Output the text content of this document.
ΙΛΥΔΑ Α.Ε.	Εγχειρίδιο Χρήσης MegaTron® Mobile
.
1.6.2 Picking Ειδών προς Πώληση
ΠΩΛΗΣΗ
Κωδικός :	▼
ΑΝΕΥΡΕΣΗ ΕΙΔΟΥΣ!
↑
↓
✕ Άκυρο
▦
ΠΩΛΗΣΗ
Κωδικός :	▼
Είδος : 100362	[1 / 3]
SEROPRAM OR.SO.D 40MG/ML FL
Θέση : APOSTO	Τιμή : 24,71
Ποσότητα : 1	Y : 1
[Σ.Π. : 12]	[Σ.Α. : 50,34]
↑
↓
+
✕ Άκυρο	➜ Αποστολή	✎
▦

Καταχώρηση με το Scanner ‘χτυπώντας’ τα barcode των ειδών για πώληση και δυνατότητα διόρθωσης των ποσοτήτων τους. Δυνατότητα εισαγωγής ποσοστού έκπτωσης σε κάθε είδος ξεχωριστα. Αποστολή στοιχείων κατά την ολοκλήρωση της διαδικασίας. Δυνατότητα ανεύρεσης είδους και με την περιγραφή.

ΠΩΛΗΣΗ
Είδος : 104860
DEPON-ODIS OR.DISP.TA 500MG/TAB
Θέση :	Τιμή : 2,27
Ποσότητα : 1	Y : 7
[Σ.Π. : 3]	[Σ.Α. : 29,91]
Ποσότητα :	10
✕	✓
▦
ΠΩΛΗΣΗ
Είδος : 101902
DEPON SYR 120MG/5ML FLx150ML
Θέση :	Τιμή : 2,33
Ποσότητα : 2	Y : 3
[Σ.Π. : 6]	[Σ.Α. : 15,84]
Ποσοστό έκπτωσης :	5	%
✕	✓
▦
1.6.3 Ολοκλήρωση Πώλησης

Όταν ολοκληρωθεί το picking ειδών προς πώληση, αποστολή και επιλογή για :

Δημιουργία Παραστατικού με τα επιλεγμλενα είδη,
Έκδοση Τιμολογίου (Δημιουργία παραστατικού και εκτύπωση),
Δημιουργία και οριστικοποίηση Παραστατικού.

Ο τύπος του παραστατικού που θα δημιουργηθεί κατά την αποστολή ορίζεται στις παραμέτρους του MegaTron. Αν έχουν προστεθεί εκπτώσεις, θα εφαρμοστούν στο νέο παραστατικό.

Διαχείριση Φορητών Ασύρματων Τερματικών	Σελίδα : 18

> [Aim of the exercise] How many lines of the data contain the word "προς"? Answer with the number alone.

> [Solution for this problem] 2